Seite -
<<<<
Als die Fragen- und Antworten-Runde eröffnet wurde, führte ich innerlich Selbstgespräche. Ich stellte mir vor, dass, wenn ich eine Frage stellte, jeder merken würde, dass ich nicht so viel Fachwissen hatte wie sie. Ich würde rot werden, stammeln, schwitzen und jeder würde mich anstarren. Dennoch zwang ich mich nach einer Weile, meine Hand zu heben und eine Frage zu stellen. Dann passierte etwas Ungewöhnliches, die Erde tat sich nicht auf und verschlang mich, und der Himmel fiel mir auch nicht auf den Kopf.

Mit dieser einzigen Frage machte ich es jedoch einfacher für mich, das nächste Treffen auf hoher Ebene zu bewältigen. Ich hatte etwas Selbstvertrauen gewonnen.  Die Vertrauenslücke zu schließen heißt, ehrlich mit sich selbst und seinem Können umzugehen und sich nicht andauern unter Wert zu verkaufen.

 

Wir müssen akzeptieren, dass wir nicht perfekt sind – und keine Roboter

Wir müssen akzeptieren, dass Fehler ein Teil der menschlichen Natur sind. Es bedeutet, dass wir Ärger, Kritik und Fehler abschütteln und nicht an ihnen festhalten, wie ein Hund am Knochen. Es bedeutet auch zu akzeptieren, dass wir nicht perfekt sind. Roboter sind perfekt, wir sind es nicht. Jedes Mal wenn Sie sich  einem Wettbewerb stellen, wie dem für die BBC, verlassen Sie Ihre Komfortzone, nehmen ein Risiko auf sich und schließen die Selbstvertrauenslücke. Vielen Dank dafür. Wir brauchen noch mehr davon.
>>>>
Inhalt des Datensatzes -
<<<<
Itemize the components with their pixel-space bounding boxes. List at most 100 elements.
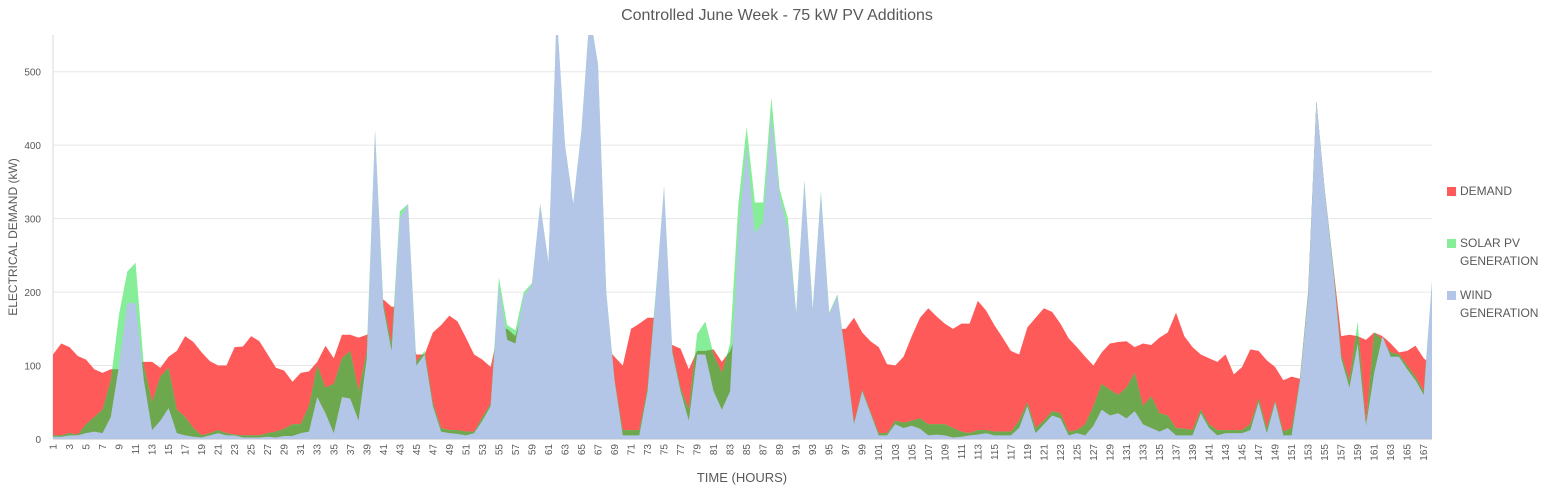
>>>>
Die Aufgaben -
1. Schreiben Sie aus dem Text über die Selbstvertrauenslücke das Stück von „Als die Fragen- und“ bis „Wert zu verkaufen.“ wortgetreu ab.
2. Beantworten Sie anhand des Textes über die Selbstvertrauenslücke diese Fragen:
(a) Wozu zwang sich die erzählende Person nach einer Weile in der Fragen- und Antworten-Runde?
(b) Womit vergleicht der Text das Festhalten an Ärger, Kritik und Fehlern?
(c) Was ist laut dem Text perfekt, im Gegensatz zu uns?

Lösungen -
1.
Als die Fragen- und Antworten-Runde eröffnet wurde, führte ich innerlich Selbstgespräche. Ich stellte mir vor, dass, wenn ich eine Frage stellte, jeder merken würde, dass ich nicht so viel Fachwissen hatte wie sie. Ich würde rot werden, stammeln, schwitzen und jeder würde mich anstarren. Dennoch zwang ich mich nach einer Weile, meine Hand zu heben und eine Frage zu stellen. Dann passierte etwas Ungewöhnliches, die Erde tat sich nicht auf und verschlang mich, und der Himmel fiel mir auch nicht auf den Kopf.

Mit dieser einzigen Frage machte ich es jedoch einfacher für mich, das nächste Treffen auf hoher Ebene zu bewältigen. Ich hatte etwas Selbstvertrauen gewonnen.  Die Vertrauenslücke zu schließen heißt, ehrlich mit sich selbst und seinem Können umzugehen und sich nicht andauern unter Wert zu verkaufen.

2.
(a) Die Hand zu heben und eine Frage zu stellen.
(b) Mit einem Hund, der an seinem Knochen festhält.
(c) Roboter.